== What is expected ==
Write out all the data again, exactly as it stands.

== Information provided ==
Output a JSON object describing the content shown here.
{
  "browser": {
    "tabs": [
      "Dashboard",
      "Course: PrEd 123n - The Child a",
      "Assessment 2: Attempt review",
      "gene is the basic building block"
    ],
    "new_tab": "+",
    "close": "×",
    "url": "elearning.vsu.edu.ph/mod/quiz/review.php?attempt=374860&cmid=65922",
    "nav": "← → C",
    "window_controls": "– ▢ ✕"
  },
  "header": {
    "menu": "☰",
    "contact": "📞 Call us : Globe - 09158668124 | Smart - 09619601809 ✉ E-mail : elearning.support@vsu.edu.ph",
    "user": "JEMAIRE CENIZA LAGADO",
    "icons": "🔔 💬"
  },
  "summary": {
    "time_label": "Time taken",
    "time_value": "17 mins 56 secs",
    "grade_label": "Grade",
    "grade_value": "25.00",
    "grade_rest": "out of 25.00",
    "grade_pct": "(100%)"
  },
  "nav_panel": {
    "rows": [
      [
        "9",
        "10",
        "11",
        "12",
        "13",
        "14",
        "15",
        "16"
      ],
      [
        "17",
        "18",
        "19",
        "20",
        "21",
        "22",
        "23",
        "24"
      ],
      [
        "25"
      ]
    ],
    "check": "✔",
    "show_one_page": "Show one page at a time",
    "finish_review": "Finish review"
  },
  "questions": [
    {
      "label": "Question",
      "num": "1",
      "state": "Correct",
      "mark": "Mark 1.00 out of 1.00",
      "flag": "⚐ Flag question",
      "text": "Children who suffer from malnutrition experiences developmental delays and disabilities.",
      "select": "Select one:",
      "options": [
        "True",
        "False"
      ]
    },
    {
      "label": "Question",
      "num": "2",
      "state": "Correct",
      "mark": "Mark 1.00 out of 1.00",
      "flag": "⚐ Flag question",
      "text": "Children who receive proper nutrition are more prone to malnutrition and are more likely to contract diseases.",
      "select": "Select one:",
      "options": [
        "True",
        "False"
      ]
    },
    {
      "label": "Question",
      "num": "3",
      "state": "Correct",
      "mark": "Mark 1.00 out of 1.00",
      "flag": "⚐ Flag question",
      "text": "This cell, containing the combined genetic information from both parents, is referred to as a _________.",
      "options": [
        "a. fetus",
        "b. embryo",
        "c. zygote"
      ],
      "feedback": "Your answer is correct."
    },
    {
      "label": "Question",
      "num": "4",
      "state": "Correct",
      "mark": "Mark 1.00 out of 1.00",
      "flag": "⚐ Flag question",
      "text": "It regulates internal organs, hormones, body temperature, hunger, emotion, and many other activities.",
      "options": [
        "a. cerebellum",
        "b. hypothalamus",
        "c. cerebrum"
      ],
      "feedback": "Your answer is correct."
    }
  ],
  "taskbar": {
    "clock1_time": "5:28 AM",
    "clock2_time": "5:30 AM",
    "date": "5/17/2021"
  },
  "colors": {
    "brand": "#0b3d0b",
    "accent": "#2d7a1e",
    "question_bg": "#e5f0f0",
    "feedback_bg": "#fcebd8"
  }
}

== Solution to the exercise ==
Output a JSON object describing the content shown here.
{
  "browser": {
    "tabs": [
      "Dashboard",
      "Course: PrEd 123n - The Child a",
      "Assessment 2: Attempt review",
      "gene is the basic building block"
    ],
    "new_tab": "+",
    "close": "×",
    "url": "elearning.vsu.edu.ph/mod/quiz/review.php?attempt=374860&cmid=65922",
    "nav": "← → C",
    "window_controls": "– ▢ ✕"
  },
  "header": {
    "menu": "☰",
    "contact": "📞 Call us : Globe - 09158668124 | Smart - 09619601809 ✉ E-mail : elearning.support@vsu.edu.ph",
    "user": "JEMAIRE CENIZA LAGADO",
    "icons": "🔔 💬"
  },
  "summary": {
    "time_label": "Time taken",
    "time_value": "17 mins 56 secs",
    "grade_label": "Grade",
    "grade_value": "25.00",
    "grade_rest": "out of 25.00",
    "grade_pct": "(100%)"
  },
  "nav_panel": {
    "rows": [
      [
        "9",
        "10",
        "11",
        "12",
        "13",
        "14",
        "15",
        "16"
      ],
      [
        "17",
        "18",
        "19",
        "20",
        "21",
        "22",
        "23",
        "24"
      ],
      [
        "25"
      ]
    ],
    "check": "✔",
    "show_one_page": "Show one page at a time",
    "finish_review": "Finish review"
  },
  "questions": [
    {
      "label": "Question",
      "num": "1",
      "state": "Correct",
      "mark": "Mark 1.00 out of 1.00",
      "flag": "⚐ Flag question",
      "text": "Children who suffer from malnutrition experiences developmental delays and disabilities.",
      "select": "Select one:",
      "options": [
        "True",
        "False"
      ]
    },
    {
      "label": "Question",
      "num": "2",
      "state": "Correct",
      "mark": "Mark 1.00 out of 1.00",
      "flag": "⚐ Flag question",
      "text": "Children who receive proper nutrition are more prone to malnutrition and are more likely to contract diseases.",
      "select": "Select one:",
      "options": [
        "True",
        "False"
      ]
    },
    {
      "label": "Question",
      "num": "3",
      "state": "Correct",
      "mark": "Mark 1.00 out of 1.00",
      "flag": "⚐ Flag question",
      "text": "This cell, containing the combined genetic information from both parents, is referred to as a _________.",
      "options": [
        "a. fetus",
        "b. embryo",
        "c. zygote"
      ],
      "feedback": "Your answer is correct."
    },
    {
      "label": "Question",
      "num": "4",
      "state": "Correct",
      "mark": "Mark 1.00 out of 1.00",
      "flag": "⚐ Flag question",
      "text": "It regulates internal organs, hormones, body temperature, hunger, emotion, and many other activities.",
      "options": [
        "a. cerebellum",
        "b. hypothalamus",
        "c. cerebrum"
      ],
      "feedback": "Your answer is correct."
    }
  ],
  "taskbar": {
    "clock1_time": "5:28 AM",
    "clock2_time": "5:30 AM",
    "date": "5/17/2021"
  },
  "colors": {
    "brand": "#0b3d0b",
    "accent": "#2d7a1e",
    "question_bg": "#e5f0f0",
    "feedback_bg": "#fcebd8"
  }
}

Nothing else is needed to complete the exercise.